* **WHAT IS ASKED**
Can you repeat each of the rows below word for word, with nothing changed?

Items listed in a dataset:
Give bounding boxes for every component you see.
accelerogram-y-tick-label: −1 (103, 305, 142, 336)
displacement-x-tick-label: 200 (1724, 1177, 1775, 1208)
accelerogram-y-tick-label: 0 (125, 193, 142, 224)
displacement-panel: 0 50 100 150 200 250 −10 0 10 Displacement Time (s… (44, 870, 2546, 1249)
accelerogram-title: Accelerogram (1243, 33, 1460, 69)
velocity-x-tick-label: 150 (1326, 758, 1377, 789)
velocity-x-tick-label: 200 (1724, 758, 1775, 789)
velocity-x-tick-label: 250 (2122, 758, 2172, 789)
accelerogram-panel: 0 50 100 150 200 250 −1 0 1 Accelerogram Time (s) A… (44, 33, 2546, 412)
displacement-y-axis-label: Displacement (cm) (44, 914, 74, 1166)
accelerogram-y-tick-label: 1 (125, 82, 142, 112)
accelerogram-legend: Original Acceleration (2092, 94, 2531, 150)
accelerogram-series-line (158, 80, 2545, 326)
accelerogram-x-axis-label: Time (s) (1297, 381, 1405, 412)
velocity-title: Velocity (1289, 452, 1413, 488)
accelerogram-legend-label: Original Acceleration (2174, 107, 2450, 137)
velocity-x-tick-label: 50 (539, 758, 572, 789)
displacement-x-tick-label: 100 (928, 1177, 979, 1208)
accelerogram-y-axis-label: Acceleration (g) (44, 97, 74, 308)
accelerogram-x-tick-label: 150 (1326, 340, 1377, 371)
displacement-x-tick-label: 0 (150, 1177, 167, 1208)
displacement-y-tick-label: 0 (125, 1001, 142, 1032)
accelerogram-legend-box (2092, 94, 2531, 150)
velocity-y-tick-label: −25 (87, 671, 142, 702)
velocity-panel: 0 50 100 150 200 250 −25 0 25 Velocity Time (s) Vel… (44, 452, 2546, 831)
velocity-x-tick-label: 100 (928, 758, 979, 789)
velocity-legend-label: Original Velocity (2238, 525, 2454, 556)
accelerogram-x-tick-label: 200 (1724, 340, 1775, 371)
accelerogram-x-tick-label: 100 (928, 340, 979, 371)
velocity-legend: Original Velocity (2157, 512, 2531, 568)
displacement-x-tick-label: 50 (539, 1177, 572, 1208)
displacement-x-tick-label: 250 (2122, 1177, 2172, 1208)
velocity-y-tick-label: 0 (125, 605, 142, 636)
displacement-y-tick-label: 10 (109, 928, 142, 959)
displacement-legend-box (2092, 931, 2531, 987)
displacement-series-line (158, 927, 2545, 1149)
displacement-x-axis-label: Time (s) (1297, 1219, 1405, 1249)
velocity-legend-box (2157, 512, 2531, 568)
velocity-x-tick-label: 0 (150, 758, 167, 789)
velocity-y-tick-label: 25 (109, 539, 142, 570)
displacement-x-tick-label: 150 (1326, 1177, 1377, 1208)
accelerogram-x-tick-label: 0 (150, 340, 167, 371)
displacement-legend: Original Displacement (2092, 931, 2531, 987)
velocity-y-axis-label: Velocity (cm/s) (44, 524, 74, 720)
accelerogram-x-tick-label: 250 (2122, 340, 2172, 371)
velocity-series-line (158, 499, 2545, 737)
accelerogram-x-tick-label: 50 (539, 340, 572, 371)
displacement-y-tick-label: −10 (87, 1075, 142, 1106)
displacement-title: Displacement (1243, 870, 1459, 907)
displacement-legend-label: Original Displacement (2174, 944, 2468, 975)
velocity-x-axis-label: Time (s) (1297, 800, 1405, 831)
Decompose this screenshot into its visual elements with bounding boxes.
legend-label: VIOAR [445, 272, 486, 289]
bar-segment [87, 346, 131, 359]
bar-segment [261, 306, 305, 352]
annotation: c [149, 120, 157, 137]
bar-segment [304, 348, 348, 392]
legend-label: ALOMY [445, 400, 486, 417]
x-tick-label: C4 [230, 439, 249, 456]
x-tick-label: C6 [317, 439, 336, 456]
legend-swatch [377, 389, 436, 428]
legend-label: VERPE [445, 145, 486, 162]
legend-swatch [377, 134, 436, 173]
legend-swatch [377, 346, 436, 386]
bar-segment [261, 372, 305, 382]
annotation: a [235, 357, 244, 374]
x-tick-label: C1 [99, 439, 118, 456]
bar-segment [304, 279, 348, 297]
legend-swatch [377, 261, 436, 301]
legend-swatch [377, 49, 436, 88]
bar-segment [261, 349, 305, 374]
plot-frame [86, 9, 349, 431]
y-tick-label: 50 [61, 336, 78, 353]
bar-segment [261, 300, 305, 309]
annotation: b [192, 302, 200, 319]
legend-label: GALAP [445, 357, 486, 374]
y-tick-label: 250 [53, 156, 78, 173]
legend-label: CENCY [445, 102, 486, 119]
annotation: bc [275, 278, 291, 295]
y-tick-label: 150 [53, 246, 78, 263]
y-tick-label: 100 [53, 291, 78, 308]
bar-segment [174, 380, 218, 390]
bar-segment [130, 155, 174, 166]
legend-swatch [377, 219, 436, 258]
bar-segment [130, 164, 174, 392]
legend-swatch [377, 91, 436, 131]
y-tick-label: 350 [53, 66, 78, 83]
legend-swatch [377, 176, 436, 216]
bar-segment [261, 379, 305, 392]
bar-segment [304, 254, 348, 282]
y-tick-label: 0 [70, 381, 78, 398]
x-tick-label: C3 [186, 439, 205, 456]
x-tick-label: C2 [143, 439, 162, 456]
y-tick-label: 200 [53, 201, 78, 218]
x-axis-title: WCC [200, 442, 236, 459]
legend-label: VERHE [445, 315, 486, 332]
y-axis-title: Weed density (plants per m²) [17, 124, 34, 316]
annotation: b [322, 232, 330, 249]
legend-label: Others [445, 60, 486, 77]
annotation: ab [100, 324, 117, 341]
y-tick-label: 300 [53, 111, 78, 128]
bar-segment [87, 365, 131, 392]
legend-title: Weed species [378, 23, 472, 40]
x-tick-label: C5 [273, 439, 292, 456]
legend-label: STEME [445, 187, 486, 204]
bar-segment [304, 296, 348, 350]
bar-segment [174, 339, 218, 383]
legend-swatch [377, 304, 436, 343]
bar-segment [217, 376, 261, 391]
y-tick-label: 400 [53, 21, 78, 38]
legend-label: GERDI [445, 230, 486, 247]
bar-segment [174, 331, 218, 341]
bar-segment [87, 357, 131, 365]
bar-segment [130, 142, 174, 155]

* **REPLY TO THE EXERCISE**
Give bounding boxes for every component you see.
accelerogram-y-tick-label: −1 (103, 305, 142, 336)
displacement-x-tick-label: 200 (1724, 1177, 1775, 1208)
accelerogram-y-tick-label: 0 (125, 193, 142, 224)
displacement-panel: 0 50 100 150 200 250 −10 0 10 Displacement Time (s… (44, 870, 2546, 1249)
accelerogram-title: Accelerogram (1243, 33, 1460, 69)
velocity-x-tick-label: 150 (1326, 758, 1377, 789)
velocity-x-tick-label: 200 (1724, 758, 1775, 789)
velocity-x-tick-label: 250 (2122, 758, 2172, 789)
accelerogram-panel: 0 50 100 150 200 250 −1 0 1 Accelerogram Time (s) A… (44, 33, 2546, 412)
displacement-y-axis-label: Displacement (cm) (44, 914, 74, 1166)
accelerogram-y-tick-label: 1 (125, 82, 142, 112)
accelerogram-legend: Original Acceleration (2092, 94, 2531, 150)
accelerogram-series-line (158, 80, 2545, 326)
accelerogram-x-axis-label: Time (s) (1297, 381, 1405, 412)
velocity-title: Velocity (1289, 452, 1413, 488)
accelerogram-legend-label: Original Acceleration (2174, 107, 2450, 137)
velocity-x-tick-label: 50 (539, 758, 572, 789)
displacement-x-tick-label: 100 (928, 1177, 979, 1208)
accelerogram-y-axis-label: Acceleration (g) (44, 97, 74, 308)
accelerogram-x-tick-label: 150 (1326, 340, 1377, 371)
displacement-x-tick-label: 0 (150, 1177, 167, 1208)
displacement-y-tick-label: 0 (125, 1001, 142, 1032)
accelerogram-legend-box (2092, 94, 2531, 150)
velocity-y-tick-label: −25 (87, 671, 142, 702)
velocity-panel: 0 50 100 150 200 250 −25 0 25 Velocity Time (s) Vel… (44, 452, 2546, 831)
velocity-x-tick-label: 100 (928, 758, 979, 789)
velocity-legend-label: Original Velocity (2238, 525, 2454, 556)
accelerogram-x-tick-label: 200 (1724, 340, 1775, 371)
accelerogram-x-tick-label: 100 (928, 340, 979, 371)
velocity-legend: Original Velocity (2157, 512, 2531, 568)
displacement-x-tick-label: 50 (539, 1177, 572, 1208)
displacement-x-tick-label: 250 (2122, 1177, 2172, 1208)
velocity-y-tick-label: 0 (125, 605, 142, 636)
displacement-y-tick-label: 10 (109, 928, 142, 959)
displacement-legend-box (2092, 931, 2531, 987)
displacement-series-line (158, 927, 2545, 1149)
displacement-x-axis-label: Time (s) (1297, 1219, 1405, 1249)
velocity-legend-box (2157, 512, 2531, 568)
velocity-x-tick-label: 0 (150, 758, 167, 789)
velocity-y-tick-label: 25 (109, 539, 142, 570)
displacement-x-tick-label: 150 (1326, 1177, 1377, 1208)
accelerogram-x-tick-label: 0 (150, 340, 167, 371)
displacement-legend: Original Displacement (2092, 931, 2531, 987)
velocity-y-axis-label: Velocity (cm/s) (44, 524, 74, 720)
accelerogram-x-tick-label: 250 (2122, 340, 2172, 371)
velocity-series-line (158, 499, 2545, 737)
accelerogram-x-tick-label: 50 (539, 340, 572, 371)
displacement-y-tick-label: −10 (87, 1075, 142, 1106)
displacement-title: Displacement (1243, 870, 1459, 907)
displacement-legend-label: Original Displacement (2174, 944, 2468, 975)
velocity-x-axis-label: Time (s) (1297, 800, 1405, 831)
Decompose this screenshot into its visual elements with bounding boxes.
legend-label: VIOAR [445, 272, 486, 289]
bar-segment [87, 346, 131, 359]
bar-segment [261, 306, 305, 352]
annotation: c [149, 120, 157, 137]
bar-segment [304, 348, 348, 392]
legend-label: ALOMY [445, 400, 486, 417]
x-tick-label: C4 [230, 439, 249, 456]
x-tick-label: C6 [317, 439, 336, 456]
legend-swatch [377, 389, 436, 428]
legend-label: VERPE [445, 145, 486, 162]
legend-swatch [377, 134, 436, 173]
legend-swatch [377, 346, 436, 386]
bar-segment [261, 372, 305, 382]
annotation: a [235, 357, 244, 374]
x-tick-label: C1 [99, 439, 118, 456]
bar-segment [304, 279, 348, 297]
legend-swatch [377, 261, 436, 301]
legend-swatch [377, 49, 436, 88]
bar-segment [261, 349, 305, 374]
plot-frame [86, 9, 349, 431]
y-tick-label: 50 [61, 336, 78, 353]
bar-segment [261, 300, 305, 309]
annotation: b [192, 302, 200, 319]
legend-label: GALAP [445, 357, 486, 374]
y-tick-label: 250 [53, 156, 78, 173]
legend-label: CENCY [445, 102, 486, 119]
annotation: bc [275, 278, 291, 295]
y-tick-label: 150 [53, 246, 78, 263]
y-tick-label: 100 [53, 291, 78, 308]
bar-segment [174, 380, 218, 390]
bar-segment [130, 155, 174, 166]
legend-swatch [377, 219, 436, 258]
bar-segment [130, 164, 174, 392]
legend-swatch [377, 91, 436, 131]
y-tick-label: 350 [53, 66, 78, 83]
legend-swatch [377, 176, 436, 216]
bar-segment [261, 379, 305, 392]
bar-segment [304, 254, 348, 282]
y-tick-label: 0 [70, 381, 78, 398]
x-tick-label: C3 [186, 439, 205, 456]
x-tick-label: C2 [143, 439, 162, 456]
y-tick-label: 200 [53, 201, 78, 218]
x-axis-title: WCC [200, 442, 236, 459]
legend-label: VERHE [445, 315, 486, 332]
y-axis-title: Weed density (plants per m²) [17, 124, 34, 316]
annotation: b [322, 232, 330, 249]
legend-label: Others [445, 60, 486, 77]
annotation: ab [100, 324, 117, 341]
y-tick-label: 300 [53, 111, 78, 128]
bar-segment [87, 365, 131, 392]
legend-title: Weed species [378, 23, 472, 40]
x-tick-label: C5 [273, 439, 292, 456]
legend-label: STEME [445, 187, 486, 204]
bar-segment [304, 296, 348, 350]
bar-segment [174, 339, 218, 383]
legend-swatch [377, 304, 436, 343]
bar-segment [217, 376, 261, 391]
y-tick-label: 400 [53, 21, 78, 38]
legend-label: GERDI [445, 230, 486, 247]
bar-segment [174, 331, 218, 341]
bar-segment [87, 357, 131, 365]
bar-segment [130, 142, 174, 155]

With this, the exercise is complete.